___ Data rows ___

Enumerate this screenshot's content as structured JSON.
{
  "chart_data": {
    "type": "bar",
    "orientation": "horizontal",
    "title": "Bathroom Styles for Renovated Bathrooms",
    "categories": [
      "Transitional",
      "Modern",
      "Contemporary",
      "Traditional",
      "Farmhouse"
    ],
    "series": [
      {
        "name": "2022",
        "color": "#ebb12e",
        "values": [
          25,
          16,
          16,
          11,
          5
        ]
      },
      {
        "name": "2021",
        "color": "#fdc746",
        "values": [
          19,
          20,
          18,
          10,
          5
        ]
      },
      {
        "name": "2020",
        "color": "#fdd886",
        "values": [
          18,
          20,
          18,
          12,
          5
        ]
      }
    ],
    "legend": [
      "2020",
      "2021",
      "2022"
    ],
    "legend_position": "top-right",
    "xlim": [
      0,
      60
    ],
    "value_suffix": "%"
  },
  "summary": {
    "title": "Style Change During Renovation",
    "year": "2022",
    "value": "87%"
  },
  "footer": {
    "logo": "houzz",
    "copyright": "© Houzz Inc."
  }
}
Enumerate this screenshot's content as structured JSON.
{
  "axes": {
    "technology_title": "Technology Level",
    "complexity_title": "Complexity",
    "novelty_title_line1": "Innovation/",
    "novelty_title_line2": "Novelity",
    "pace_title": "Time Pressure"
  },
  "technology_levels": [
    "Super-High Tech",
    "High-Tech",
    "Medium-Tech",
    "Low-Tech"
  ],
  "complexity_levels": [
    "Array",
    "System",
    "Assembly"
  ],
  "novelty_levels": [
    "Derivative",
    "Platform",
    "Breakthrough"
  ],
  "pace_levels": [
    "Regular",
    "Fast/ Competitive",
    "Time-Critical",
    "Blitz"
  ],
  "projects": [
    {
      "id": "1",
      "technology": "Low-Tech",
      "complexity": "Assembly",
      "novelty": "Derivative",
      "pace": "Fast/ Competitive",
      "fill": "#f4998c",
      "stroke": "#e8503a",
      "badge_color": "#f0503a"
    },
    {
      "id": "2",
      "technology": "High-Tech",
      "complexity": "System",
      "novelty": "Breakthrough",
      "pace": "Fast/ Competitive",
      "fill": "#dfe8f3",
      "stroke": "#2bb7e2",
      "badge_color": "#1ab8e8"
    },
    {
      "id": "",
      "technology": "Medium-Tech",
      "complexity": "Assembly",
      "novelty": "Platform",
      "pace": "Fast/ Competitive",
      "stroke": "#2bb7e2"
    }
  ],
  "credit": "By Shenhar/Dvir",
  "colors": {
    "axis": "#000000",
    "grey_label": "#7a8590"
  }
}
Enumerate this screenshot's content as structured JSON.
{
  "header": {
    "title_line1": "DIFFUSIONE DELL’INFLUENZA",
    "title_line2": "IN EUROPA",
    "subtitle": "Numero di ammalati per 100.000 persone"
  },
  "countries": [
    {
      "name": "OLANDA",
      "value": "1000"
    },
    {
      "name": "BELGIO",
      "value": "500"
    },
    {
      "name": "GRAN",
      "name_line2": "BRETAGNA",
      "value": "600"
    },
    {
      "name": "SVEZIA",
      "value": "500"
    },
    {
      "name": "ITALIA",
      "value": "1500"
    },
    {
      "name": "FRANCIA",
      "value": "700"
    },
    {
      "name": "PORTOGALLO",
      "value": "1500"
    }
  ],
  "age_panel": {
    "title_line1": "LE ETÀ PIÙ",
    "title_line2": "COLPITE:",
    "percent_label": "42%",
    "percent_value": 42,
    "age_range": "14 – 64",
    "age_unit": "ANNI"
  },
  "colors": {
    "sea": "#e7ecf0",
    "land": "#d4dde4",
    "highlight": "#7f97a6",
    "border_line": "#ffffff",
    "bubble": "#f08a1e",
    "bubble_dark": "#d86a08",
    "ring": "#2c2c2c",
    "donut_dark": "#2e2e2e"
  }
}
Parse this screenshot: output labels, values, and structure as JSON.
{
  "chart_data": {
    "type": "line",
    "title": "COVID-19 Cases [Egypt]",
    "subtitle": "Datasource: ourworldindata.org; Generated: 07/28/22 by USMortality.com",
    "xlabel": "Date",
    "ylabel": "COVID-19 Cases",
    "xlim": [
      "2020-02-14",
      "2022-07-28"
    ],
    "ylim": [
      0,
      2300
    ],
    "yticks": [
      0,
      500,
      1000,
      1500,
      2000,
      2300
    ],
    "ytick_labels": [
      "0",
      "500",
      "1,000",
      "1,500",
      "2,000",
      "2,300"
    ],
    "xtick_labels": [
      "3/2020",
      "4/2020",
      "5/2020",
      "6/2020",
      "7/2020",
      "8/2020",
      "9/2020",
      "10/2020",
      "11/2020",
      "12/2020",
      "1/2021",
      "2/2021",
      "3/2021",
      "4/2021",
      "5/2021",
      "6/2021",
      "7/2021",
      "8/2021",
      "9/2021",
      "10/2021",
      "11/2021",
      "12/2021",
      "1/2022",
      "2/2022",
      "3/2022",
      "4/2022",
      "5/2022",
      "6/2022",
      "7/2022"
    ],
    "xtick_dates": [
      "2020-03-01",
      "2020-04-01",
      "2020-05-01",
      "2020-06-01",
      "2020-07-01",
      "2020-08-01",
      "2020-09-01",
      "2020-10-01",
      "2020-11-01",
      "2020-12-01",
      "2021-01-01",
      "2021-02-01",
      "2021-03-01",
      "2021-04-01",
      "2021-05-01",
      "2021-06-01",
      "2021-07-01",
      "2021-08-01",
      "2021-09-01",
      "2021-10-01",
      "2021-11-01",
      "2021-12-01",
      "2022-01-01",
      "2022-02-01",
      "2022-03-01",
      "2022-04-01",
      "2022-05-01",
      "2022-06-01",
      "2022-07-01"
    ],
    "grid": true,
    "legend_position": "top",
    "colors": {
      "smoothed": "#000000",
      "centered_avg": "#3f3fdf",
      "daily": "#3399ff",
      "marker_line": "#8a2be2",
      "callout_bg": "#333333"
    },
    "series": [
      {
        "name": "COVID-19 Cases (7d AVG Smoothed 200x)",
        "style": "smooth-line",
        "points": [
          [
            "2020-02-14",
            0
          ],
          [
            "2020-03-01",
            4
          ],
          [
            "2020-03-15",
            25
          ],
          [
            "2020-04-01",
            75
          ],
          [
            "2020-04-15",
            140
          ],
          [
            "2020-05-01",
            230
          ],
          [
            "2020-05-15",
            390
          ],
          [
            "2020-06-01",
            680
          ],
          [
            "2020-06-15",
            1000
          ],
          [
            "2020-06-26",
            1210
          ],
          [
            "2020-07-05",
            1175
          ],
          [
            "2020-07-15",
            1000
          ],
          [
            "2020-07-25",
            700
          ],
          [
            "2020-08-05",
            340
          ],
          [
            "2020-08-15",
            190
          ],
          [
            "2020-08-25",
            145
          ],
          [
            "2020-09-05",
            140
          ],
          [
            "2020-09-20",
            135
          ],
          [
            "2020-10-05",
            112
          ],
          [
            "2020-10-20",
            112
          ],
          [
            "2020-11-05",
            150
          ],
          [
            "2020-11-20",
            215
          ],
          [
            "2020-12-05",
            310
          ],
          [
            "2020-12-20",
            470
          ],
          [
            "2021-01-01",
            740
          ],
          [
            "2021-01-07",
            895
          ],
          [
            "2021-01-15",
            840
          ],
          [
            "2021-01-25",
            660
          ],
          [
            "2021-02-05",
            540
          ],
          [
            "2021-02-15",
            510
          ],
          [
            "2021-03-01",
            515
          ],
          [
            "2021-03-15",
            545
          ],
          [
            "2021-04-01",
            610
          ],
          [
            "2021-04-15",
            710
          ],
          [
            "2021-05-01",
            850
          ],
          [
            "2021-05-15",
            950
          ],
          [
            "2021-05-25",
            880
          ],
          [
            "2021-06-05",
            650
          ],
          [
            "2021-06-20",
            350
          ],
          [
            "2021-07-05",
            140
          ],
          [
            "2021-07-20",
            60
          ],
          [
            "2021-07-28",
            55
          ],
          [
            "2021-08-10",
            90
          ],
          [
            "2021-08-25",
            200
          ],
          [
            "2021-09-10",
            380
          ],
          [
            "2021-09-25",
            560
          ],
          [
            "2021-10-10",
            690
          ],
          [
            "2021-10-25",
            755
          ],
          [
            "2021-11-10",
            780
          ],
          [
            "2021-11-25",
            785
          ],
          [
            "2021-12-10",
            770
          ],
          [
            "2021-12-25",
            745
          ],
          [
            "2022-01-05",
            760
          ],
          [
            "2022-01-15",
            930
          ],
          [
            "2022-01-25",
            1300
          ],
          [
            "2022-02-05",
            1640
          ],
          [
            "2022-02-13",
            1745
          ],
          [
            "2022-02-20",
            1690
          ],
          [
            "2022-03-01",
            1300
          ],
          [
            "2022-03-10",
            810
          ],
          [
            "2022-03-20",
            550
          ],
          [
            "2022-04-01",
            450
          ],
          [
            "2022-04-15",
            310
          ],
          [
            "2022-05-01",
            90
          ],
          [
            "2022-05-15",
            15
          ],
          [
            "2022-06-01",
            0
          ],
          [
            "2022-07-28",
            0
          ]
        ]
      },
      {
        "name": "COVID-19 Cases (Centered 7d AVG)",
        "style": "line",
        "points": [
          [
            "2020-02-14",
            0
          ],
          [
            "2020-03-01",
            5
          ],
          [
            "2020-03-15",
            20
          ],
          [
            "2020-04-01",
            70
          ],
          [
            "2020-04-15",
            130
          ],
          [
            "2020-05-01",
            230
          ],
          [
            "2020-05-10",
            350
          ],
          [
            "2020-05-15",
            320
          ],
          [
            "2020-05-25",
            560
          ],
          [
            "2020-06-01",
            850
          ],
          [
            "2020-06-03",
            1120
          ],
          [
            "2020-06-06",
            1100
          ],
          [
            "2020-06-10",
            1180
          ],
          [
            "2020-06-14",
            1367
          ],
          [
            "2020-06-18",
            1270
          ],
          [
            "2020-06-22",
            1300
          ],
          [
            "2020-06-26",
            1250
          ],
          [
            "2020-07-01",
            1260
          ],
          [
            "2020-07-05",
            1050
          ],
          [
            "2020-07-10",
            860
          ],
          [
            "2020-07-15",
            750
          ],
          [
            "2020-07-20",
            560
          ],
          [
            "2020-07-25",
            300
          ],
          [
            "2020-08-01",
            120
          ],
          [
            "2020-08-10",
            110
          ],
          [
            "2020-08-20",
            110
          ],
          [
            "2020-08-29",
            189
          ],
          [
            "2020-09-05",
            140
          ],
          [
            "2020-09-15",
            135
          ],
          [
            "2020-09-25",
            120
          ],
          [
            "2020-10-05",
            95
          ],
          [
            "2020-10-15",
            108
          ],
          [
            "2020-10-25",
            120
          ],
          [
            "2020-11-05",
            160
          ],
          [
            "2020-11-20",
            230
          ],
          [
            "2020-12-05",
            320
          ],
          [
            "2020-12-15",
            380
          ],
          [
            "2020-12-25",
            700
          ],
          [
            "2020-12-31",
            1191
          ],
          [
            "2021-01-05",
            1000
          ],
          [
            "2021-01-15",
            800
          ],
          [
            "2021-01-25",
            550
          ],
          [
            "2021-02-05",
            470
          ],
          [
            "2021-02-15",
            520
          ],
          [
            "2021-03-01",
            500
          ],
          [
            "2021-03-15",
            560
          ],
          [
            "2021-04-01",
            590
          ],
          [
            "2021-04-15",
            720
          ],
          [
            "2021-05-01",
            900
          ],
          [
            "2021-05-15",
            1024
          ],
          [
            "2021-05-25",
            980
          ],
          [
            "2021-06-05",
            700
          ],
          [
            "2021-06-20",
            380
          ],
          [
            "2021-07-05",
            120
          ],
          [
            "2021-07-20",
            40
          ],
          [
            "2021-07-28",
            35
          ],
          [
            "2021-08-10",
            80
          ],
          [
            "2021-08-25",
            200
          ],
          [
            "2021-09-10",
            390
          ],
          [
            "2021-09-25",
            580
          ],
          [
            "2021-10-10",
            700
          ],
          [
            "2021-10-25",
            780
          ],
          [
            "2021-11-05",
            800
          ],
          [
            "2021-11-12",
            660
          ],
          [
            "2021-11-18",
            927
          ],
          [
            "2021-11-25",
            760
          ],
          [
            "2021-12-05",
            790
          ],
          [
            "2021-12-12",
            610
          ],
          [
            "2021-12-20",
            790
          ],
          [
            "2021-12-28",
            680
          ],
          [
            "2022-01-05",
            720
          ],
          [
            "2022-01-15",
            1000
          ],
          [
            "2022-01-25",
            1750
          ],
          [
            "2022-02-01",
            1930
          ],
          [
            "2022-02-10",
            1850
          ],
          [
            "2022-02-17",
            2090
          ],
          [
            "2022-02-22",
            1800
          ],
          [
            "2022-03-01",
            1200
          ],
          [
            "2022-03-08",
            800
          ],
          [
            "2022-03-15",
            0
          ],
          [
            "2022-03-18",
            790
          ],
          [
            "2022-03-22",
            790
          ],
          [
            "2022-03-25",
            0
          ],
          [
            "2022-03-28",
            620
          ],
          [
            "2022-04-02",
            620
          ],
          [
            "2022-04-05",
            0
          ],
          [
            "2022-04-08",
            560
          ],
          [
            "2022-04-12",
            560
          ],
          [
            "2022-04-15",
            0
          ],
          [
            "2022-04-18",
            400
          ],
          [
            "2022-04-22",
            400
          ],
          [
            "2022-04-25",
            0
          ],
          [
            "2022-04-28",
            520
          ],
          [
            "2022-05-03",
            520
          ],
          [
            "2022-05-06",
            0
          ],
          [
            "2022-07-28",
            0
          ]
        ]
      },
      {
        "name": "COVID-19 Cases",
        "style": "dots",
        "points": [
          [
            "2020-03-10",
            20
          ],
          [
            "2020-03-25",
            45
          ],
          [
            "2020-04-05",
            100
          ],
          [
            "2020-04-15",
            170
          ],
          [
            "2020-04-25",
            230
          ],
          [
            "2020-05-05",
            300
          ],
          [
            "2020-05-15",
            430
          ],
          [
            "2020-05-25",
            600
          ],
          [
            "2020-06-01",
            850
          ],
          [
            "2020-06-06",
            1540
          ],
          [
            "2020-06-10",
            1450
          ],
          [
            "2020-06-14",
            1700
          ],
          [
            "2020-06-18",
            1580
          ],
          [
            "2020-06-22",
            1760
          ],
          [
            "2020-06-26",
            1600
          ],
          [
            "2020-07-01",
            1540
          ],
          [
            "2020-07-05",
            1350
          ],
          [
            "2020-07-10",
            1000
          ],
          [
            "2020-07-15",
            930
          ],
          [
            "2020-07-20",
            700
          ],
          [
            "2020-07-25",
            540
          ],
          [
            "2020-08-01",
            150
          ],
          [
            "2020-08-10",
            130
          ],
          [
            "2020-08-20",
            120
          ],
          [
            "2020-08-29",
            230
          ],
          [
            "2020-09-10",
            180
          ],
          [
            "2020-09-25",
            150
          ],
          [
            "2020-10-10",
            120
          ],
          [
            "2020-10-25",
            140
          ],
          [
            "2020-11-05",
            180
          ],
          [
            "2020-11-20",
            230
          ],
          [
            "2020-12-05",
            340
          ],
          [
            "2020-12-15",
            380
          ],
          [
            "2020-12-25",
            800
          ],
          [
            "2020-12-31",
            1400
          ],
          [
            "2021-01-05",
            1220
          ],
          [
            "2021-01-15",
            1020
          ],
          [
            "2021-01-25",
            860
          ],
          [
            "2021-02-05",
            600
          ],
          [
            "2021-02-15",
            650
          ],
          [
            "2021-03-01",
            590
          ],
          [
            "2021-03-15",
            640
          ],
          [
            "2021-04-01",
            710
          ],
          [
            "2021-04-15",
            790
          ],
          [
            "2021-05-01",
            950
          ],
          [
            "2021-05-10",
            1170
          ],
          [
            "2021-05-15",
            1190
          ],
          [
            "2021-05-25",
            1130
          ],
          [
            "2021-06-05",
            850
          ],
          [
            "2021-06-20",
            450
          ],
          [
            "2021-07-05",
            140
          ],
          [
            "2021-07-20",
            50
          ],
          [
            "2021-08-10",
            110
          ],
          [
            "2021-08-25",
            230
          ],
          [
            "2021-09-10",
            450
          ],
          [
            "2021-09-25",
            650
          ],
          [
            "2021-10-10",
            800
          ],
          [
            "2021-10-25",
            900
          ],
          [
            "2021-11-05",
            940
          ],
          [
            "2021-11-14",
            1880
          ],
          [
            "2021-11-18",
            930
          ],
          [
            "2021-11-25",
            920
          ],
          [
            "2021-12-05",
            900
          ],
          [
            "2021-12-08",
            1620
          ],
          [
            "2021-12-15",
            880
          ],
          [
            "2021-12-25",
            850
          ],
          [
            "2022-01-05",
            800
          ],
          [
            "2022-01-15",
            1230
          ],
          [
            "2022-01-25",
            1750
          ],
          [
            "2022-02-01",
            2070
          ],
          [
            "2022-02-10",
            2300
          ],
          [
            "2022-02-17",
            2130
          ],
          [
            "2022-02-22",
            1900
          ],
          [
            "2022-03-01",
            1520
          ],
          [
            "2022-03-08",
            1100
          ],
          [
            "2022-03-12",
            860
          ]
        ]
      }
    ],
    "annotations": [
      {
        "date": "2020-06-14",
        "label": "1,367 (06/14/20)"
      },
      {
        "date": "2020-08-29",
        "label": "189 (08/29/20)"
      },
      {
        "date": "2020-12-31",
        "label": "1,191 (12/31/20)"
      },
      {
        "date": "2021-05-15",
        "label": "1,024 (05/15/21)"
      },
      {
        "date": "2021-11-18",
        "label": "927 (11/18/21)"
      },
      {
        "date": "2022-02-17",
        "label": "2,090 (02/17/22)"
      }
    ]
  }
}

___

### Required task
Check each line above for "subtitle" and return the ones that have it.

### Problem solution
    "subtitle": "Numero di ammalati per 100.000 persone"
    "subtitle": "Datasource: ourworldindata.org; Generated: 07/28/22 by USMortality.com",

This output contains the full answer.